_EXERCISE AIM_: Keep only those lines of the records that include the string "color".
--- BEGIN ---
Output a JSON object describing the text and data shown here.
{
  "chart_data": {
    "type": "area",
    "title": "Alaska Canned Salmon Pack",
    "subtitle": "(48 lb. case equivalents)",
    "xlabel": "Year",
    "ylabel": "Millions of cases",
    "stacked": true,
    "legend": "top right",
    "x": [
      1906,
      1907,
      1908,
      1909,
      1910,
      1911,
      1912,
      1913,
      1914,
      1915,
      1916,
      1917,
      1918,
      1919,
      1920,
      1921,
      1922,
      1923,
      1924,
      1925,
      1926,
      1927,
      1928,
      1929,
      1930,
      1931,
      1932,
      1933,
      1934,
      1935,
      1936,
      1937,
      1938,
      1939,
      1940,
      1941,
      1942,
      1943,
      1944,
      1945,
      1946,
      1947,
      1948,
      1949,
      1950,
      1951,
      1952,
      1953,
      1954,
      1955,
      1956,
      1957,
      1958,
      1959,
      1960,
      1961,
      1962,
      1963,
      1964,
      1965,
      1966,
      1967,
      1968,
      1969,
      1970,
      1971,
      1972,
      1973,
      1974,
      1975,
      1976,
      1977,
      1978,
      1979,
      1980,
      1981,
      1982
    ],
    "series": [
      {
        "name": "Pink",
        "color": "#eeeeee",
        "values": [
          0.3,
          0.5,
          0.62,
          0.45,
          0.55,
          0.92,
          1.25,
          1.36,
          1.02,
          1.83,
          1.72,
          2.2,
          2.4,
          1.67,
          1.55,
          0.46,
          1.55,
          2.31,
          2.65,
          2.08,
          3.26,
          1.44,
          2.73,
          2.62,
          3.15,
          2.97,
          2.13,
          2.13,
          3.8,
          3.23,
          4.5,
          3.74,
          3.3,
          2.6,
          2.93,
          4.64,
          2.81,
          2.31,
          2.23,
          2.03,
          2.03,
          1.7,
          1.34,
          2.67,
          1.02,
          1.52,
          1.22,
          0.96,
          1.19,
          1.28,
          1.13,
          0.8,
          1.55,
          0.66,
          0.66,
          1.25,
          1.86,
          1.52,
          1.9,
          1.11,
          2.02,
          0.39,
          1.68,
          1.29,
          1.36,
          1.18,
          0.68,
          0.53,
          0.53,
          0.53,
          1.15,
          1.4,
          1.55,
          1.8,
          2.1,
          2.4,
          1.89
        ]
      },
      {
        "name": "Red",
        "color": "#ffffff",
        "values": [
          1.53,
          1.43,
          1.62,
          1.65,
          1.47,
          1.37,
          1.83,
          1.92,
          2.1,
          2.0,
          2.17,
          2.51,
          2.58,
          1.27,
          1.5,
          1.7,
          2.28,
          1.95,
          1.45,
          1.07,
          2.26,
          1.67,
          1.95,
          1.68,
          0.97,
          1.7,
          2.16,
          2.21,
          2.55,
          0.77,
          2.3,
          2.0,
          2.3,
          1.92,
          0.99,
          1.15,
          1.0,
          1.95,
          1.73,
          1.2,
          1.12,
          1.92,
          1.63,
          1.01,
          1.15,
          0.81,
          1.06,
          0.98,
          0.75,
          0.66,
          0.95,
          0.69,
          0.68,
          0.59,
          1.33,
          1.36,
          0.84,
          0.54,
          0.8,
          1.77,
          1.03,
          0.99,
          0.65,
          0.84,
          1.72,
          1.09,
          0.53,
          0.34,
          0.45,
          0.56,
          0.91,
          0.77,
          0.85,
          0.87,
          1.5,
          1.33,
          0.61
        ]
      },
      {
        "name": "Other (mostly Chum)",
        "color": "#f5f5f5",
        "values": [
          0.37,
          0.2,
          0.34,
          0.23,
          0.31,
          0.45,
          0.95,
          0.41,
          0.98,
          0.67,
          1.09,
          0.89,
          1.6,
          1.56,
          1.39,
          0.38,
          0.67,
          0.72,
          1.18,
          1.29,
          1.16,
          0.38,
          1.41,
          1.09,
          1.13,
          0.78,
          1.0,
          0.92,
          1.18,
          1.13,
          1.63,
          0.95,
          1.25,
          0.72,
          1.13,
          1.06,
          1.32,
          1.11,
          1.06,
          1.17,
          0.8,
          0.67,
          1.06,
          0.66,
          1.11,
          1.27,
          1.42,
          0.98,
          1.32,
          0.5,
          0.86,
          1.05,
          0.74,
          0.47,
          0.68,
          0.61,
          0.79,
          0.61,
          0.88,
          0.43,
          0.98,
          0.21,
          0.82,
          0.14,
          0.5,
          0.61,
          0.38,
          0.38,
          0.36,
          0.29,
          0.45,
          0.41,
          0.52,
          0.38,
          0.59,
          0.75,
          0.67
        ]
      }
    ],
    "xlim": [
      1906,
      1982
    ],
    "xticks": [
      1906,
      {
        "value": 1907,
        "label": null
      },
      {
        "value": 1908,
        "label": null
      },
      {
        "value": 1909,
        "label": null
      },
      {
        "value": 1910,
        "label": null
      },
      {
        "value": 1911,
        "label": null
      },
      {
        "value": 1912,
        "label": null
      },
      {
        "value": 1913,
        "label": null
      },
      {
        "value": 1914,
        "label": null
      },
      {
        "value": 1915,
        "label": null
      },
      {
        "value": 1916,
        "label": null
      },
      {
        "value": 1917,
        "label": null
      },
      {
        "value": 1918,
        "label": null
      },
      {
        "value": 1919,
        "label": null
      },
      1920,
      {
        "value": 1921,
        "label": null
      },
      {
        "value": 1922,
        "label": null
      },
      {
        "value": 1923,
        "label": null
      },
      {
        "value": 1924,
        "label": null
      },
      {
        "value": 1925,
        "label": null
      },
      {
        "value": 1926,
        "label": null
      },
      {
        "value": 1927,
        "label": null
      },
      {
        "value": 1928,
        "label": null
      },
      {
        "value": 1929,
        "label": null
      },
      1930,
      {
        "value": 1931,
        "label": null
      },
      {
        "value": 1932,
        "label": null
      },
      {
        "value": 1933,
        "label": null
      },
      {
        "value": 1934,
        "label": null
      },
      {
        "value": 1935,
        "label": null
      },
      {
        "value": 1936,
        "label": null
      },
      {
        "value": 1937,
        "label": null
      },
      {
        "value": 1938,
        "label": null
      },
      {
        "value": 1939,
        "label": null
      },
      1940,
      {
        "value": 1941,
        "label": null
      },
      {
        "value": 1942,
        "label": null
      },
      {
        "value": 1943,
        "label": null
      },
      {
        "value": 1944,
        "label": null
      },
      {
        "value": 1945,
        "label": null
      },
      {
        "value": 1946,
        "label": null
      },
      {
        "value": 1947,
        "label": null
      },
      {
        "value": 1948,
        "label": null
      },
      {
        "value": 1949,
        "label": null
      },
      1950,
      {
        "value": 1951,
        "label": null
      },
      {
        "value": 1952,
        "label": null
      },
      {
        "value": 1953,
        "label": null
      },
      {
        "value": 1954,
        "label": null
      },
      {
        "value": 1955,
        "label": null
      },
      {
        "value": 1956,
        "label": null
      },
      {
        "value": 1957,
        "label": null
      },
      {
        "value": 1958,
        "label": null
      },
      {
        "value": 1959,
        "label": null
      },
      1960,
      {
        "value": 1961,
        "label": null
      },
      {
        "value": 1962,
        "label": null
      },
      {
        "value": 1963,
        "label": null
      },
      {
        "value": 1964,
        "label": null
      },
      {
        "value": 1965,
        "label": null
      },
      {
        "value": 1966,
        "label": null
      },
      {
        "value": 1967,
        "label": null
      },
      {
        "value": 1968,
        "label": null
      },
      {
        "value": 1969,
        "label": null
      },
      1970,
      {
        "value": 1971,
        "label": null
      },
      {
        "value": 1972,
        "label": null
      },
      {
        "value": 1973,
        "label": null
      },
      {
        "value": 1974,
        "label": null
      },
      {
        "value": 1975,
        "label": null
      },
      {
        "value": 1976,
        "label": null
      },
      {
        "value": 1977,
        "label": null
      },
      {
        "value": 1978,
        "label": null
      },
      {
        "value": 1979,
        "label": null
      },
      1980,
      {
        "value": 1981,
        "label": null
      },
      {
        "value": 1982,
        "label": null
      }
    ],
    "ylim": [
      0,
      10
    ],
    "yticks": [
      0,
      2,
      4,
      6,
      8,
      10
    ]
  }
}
--- END ---
_ANSWER TO THE PROBLEM_:
        "color": "#eeeeee",
        "color": "#ffffff",
        "color": "#f5f5f5",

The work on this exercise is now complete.